[Given exercise]:
Select all lines in the records that include "icon".

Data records
....

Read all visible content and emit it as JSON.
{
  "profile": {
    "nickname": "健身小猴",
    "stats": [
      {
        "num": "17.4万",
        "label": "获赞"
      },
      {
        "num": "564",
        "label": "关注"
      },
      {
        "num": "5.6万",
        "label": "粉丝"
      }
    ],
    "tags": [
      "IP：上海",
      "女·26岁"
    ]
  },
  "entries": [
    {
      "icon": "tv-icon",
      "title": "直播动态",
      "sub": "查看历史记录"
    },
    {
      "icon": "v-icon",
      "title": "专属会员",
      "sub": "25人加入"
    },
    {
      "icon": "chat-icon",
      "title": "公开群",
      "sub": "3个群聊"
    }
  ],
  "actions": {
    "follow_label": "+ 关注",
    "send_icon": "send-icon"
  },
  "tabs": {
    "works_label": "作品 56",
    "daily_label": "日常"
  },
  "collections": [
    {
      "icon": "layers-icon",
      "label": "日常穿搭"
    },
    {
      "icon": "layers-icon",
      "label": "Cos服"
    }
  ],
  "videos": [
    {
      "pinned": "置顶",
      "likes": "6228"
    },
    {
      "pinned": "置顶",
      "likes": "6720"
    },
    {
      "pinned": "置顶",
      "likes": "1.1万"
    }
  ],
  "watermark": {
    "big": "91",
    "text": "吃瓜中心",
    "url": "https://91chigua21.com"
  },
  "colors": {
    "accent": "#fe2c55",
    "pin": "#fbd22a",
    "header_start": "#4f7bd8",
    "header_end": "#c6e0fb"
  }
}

....

[Full answer]:
      "icon": "tv-icon",
      "icon": "v-icon",
      "icon": "chat-icon",
    "send_icon": "send-icon"
      "icon": "layers-icon",
      "icon": "layers-icon",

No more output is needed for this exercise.